* **PROVIDED TEXT**:
· · · · · · ·

Brain health starts in the body

Here are seven ways to keep your brain healthy.

Besides heart disease and cancers, a major cause of death in American adults is a decline in brain health. While science can’t say what triggers brain disorders in many cases, some research points to the link between diet and brain health.

Christopher B. Shields, M.D., has been focused on the links between lifestyle and brain health for quite some time. As a neurosurgeon and chairman of Norton Neuroscience Institute, he has a vested interest in educating the community on dementia and memory loss. Here are some of his guidelines for ways to potentially delay the onset of diseases like Alzheimer’s and keep your brain healthy:

  1. Focus on the quality of food first, quantity second. In general, people should drastically reduce the amount of sugar, carbohydrates and starch in their diets, especially that found in processed and fast foods. Eat a good amount of high-protein foods, and include good fats as well.
  2. Get good sleep. Adequate sleep has been shown to keep some diseases at bay, including diabetes. It also can also help with depression, anxiety and weight maintenance.
  3. Get moving. It may seem that every doctor tells you exercise will fix whatever ails you. Exercise does seem to have benefits across the board, from building muscle and lung function to strengthening the heart and relaxing the mind. Even walking for 20 minutes a day five days a week can improve the body. High-intensity interval training (HIIT) is another option — Dr. Shields is a fan.
  4. Emotional health is important, too. Emotional coping mechanisms are critical to overall health. Work on reducing stress and building emotional resiliency. Meditation, reading self-help books and watching motivational videos are all ways to keep your mind healthy.
  5. Pump some iron. You don’t have to bench press a bulldozer, but weight-bearing exercise and lifting weights can help maintain bone and muscle as we age.
  6. Maintain a healthy weight. Weight causes the body to age faster. A healthy, high-protein/low-sugar diet slows aging and possibly can ward off dementia for a time.
  7. Check your gut. There are about 10 times as many bacterial cells in your gastrointestinal tract as there are cells in your whole body. These bacteria produce your own unique gut microbiome, the contents of which can affect your mood, personality, behavior and more. Eating foods like kefir that support a healthy gut microbiome can be extremely good for you.

To sum it up, Dr. Shields said, “There are things we can do earlier in life that can really beneficially affect our health and delay or prevent dementia.”

· · · · · · ·

* **TASKS TO PERFORM**:
A) Translate this sentence from the brain health article into Spanish: "Even walking for 20 minutes a day five days a week can improve the body."
B) Answer these questions using the brain health article above:
(i) Which institute does Dr. Shields chair?
(ii) What type of training is Dr. Shields said to be a fan of?
(iii) About how many times as many bacterial cells are in the gastrointestinal tract as there are cells in the whole body?

· · · · · · ·

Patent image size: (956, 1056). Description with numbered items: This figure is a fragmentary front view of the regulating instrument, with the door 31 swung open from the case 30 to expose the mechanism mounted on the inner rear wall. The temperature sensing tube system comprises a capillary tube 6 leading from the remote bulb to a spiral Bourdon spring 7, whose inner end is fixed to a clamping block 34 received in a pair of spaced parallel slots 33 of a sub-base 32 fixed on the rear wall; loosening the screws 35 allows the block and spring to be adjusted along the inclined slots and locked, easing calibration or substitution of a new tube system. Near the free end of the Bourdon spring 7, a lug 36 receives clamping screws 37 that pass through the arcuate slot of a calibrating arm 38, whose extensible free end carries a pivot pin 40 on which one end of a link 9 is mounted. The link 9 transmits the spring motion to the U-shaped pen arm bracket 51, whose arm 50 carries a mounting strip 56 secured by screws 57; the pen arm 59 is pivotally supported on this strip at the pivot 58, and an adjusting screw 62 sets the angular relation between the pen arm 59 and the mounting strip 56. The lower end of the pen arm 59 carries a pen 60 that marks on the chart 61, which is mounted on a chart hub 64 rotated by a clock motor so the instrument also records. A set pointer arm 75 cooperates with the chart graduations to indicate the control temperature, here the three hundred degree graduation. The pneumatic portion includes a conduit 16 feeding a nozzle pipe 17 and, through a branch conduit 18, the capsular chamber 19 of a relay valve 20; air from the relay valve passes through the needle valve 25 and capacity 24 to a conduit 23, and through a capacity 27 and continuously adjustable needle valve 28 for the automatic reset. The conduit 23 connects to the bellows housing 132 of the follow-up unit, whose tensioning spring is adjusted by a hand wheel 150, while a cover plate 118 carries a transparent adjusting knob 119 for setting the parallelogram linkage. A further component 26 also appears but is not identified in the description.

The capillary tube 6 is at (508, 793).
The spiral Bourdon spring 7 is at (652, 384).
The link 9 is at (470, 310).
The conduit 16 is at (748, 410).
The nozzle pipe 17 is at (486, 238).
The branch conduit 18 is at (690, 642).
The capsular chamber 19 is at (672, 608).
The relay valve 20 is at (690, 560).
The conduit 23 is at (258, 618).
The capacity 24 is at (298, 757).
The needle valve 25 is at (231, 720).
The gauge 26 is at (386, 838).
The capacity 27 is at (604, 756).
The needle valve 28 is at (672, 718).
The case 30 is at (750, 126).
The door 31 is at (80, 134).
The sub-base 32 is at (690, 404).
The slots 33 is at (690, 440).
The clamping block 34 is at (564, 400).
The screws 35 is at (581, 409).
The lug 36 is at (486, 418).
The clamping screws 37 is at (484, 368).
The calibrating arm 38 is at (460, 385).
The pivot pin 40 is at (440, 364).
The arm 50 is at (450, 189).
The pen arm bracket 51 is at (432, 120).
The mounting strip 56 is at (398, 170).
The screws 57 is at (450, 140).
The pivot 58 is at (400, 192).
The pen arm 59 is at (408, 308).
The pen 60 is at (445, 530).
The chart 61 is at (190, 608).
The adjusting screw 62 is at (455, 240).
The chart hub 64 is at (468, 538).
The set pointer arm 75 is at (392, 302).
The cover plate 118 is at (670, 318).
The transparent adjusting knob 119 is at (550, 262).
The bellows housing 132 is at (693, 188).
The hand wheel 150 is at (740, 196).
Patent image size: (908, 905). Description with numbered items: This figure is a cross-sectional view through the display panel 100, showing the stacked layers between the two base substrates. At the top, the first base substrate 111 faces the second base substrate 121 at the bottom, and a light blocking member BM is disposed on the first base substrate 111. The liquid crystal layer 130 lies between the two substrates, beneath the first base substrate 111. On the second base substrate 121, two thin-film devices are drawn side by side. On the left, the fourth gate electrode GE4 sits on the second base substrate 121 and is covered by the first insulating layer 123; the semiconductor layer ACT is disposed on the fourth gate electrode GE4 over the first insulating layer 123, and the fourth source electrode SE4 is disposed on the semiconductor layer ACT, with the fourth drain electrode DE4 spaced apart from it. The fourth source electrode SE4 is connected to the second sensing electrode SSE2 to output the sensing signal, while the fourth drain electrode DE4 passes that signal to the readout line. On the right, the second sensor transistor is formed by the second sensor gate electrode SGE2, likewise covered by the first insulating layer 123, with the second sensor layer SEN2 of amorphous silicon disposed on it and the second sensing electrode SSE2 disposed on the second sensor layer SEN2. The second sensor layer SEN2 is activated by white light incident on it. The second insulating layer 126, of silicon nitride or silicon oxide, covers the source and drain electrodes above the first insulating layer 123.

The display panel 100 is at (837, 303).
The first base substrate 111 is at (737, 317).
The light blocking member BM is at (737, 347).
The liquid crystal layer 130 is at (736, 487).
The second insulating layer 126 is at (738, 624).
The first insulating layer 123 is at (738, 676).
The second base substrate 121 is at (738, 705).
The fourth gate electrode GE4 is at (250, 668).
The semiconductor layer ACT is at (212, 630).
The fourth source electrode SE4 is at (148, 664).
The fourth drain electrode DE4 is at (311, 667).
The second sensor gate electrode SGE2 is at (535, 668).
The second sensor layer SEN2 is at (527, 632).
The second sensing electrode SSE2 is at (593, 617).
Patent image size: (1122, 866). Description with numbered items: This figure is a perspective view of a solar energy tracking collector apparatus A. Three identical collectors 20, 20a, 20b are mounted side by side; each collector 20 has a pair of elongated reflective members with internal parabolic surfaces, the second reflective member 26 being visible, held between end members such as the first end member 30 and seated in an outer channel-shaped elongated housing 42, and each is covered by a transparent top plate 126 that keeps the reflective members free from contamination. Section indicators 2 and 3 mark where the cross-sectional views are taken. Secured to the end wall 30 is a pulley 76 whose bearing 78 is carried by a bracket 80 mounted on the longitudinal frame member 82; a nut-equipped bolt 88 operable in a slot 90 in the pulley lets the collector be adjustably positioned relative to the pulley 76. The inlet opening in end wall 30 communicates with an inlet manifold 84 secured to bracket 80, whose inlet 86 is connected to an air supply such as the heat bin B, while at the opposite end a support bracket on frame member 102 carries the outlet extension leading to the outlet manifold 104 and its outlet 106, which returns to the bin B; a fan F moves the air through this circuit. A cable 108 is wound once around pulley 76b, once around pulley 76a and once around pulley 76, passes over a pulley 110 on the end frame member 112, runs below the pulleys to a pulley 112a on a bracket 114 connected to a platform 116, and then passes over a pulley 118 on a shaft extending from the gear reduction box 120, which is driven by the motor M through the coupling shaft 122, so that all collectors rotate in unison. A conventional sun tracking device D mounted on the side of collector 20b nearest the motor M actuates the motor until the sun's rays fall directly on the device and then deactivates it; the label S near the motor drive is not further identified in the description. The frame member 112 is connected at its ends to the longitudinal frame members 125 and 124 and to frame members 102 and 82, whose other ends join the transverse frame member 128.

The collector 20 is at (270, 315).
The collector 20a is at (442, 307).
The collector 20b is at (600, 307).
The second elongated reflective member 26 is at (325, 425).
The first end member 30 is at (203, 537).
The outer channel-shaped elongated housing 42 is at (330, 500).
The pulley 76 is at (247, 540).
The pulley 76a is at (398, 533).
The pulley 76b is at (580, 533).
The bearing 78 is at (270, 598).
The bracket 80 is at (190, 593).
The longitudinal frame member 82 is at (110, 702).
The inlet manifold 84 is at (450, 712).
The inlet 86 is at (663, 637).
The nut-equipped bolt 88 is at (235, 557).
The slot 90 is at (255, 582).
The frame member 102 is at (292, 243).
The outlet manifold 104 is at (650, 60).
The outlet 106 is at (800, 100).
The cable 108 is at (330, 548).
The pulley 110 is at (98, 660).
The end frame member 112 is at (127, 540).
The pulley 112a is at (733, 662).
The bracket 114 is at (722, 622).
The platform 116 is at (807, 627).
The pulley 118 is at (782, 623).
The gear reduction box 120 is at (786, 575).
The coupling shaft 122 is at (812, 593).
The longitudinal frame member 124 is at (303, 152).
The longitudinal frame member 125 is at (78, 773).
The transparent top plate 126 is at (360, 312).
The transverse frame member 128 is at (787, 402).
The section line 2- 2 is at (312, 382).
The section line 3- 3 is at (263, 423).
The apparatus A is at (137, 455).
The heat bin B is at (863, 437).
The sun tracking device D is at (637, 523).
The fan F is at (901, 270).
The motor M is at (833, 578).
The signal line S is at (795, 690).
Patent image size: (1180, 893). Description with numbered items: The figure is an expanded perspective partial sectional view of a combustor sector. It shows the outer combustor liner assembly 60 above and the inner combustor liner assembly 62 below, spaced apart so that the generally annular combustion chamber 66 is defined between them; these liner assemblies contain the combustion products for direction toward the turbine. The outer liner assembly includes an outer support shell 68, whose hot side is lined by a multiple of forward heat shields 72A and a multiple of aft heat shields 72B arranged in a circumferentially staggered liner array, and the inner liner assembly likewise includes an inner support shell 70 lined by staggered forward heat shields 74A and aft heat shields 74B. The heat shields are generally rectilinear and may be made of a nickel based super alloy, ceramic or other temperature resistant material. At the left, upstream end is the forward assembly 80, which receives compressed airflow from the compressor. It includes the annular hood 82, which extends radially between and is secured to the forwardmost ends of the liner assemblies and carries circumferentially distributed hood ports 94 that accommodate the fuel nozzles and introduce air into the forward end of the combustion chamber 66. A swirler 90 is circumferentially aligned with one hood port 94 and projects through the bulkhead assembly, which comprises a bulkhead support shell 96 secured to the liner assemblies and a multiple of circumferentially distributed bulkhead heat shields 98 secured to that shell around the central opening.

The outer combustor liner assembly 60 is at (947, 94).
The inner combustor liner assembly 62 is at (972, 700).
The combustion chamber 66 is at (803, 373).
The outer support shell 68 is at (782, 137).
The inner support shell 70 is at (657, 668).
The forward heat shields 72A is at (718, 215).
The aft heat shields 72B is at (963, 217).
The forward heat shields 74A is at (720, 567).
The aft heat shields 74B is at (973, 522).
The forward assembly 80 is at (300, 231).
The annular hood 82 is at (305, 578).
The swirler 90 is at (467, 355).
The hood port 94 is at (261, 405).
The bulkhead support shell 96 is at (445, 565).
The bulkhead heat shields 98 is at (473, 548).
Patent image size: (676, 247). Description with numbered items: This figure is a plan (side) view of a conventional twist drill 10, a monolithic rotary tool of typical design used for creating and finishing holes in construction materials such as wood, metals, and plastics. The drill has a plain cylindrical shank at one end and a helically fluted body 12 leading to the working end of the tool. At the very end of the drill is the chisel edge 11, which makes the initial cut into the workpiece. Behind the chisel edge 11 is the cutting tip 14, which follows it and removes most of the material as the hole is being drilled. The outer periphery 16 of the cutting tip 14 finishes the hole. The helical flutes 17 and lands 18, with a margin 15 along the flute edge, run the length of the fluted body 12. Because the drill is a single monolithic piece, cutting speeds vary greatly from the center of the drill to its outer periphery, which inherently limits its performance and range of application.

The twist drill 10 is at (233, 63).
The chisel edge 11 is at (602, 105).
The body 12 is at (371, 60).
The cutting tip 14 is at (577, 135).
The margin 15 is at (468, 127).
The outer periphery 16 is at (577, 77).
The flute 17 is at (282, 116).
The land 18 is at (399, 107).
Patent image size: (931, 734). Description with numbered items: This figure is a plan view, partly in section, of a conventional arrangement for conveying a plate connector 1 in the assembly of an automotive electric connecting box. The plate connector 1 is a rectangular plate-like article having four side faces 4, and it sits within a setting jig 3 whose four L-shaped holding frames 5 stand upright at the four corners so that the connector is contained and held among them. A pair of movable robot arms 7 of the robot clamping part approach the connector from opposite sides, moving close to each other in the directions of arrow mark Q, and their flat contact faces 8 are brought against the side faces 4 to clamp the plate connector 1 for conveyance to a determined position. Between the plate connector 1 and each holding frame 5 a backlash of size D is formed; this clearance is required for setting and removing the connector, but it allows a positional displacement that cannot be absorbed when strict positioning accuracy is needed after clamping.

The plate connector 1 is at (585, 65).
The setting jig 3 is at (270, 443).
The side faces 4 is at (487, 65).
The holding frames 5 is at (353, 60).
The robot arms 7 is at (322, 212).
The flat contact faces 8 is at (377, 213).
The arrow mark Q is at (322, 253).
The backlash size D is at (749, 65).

· · · · · · ·

* **ANSWERS BY ITEM NUMBER**:
A) Incluso caminar 20 minutos al día, cinco días a la semana, puede mejorar el cuerpo.

B)
(i) Norton Neuroscience Institute
(ii) High-intensity interval training (HIIT)
(iii) About 10 times as many